Stored records:

** START **

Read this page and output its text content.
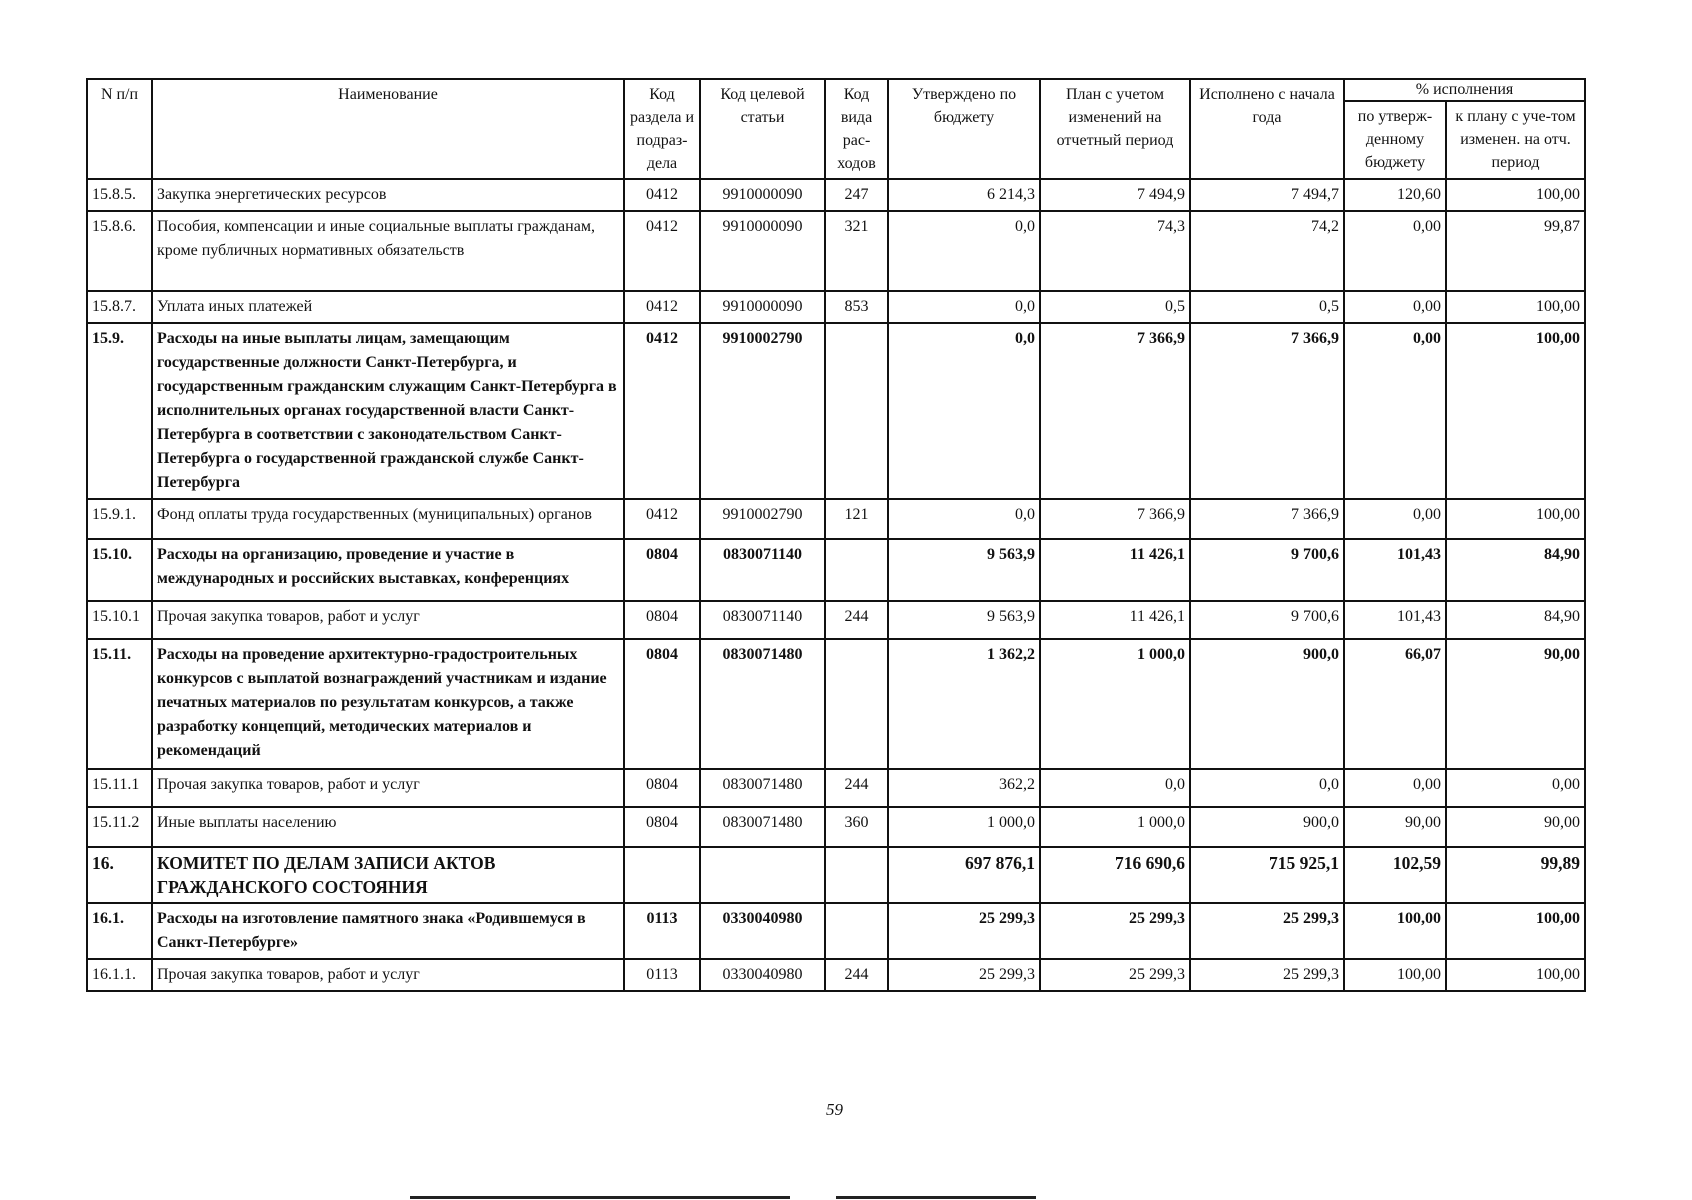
N п/п	Наименование	Код раздела и подраз-дела	Код целевой статьи	Код вида рас-ходов	Утверждено по бюджету	План с учетом изменений на отчетный период	Исполнено с начала года	% исполнения	
								по утверж-денному бюджету	к плану с уче-том изменен. на отч. период
15.8.5.	Закупка энергетических ресурсов	0412	9910000090	247	6 214,3	7 494,9	7 494,7	120,60	100,00
15.8.6.	Пособия, компенсации и иные социальные выплаты гражданам, кроме публичных нормативных обязательств	0412	9910000090	321	0,0	74,3	74,2	0,00	99,87
15.8.7.	Уплата иных платежей	0412	9910000090	853	0,0	0,5	0,5	0,00	100,00
15.9.	Расходы на иные выплаты лицам, замещающим государственные должности Санкт-Петербурга, и государственным гражданским служащим Санкт-Петербурга в исполнительных органах государственной власти Санкт-Петербурга в соответствии с законодательством Санкт-Петербурга о государственной гражданской службе Санкт-Петербурга	0412	9910002790		0,0	7 366,9	7 366,9	0,00	100,00
15.9.1.	Фонд оплаты труда государственных (муниципальных) органов	0412	9910002790	121	0,0	7 366,9	7 366,9	0,00	100,00
15.10.	Расходы на организацию, проведение и участие в международных и российских выставках, конференциях	0804	0830071140		9 563,9	11 426,1	9 700,6	101,43	84,90
15.10.1	Прочая закупка товаров, работ и услуг	0804	0830071140	244	9 563,9	11 426,1	9 700,6	101,43	84,90
15.11.	Расходы на проведение архитектурно-градостроительных конкурсов с выплатой вознаграждений участникам и издание печатных материалов по результатам конкурсов, а также разработку концепций, методических материалов и рекомендаций	0804	0830071480		1 362,2	1 000,0	900,0	66,07	90,00
15.11.1	Прочая закупка товаров, работ и услуг	0804	0830071480	244	362,2	0,0	0,0	0,00	0,00
15.11.2	Иные выплаты населению	0804	0830071480	360	1 000,0	1 000,0	900,0	90,00	90,00
16.	КОМИТЕТ ПО ДЕЛАМ ЗАПИСИ АКТОВ ГРАЖДАНСКОГО СОСТОЯНИЯ				697 876,1	716 690,6	715 925,1	102,59	99,89
16.1.	Расходы на изготовление памятного знака «Родившемуся в Санкт-Петербурге»	0113	0330040980		25 299,3	25 299,3	25 299,3	100,00	100,00
16.1.1.	Прочая закупка товаров, работ и услуг	0113	0330040980	244	25 299,3	25 299,3	25 299,3	100,00	100,00
59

** END **

_Task prompt_
Show every line where the string "услуг" appears.

_Final result_
15.10.1	Прочая закупка товаров, работ и услуг	0804	0830071140	244	9 563,9	11 426,1	9 700,6	101,43	84,90
15.11.1	Прочая закупка товаров, работ и услуг	0804	0830071480	244	362,2	0,0	0,0	0,00	0,00
16.1.1.	Прочая закупка товаров, работ и услуг	0113	0330040980	244	25 299,3	25 299,3	25 299,3	100,00	100,00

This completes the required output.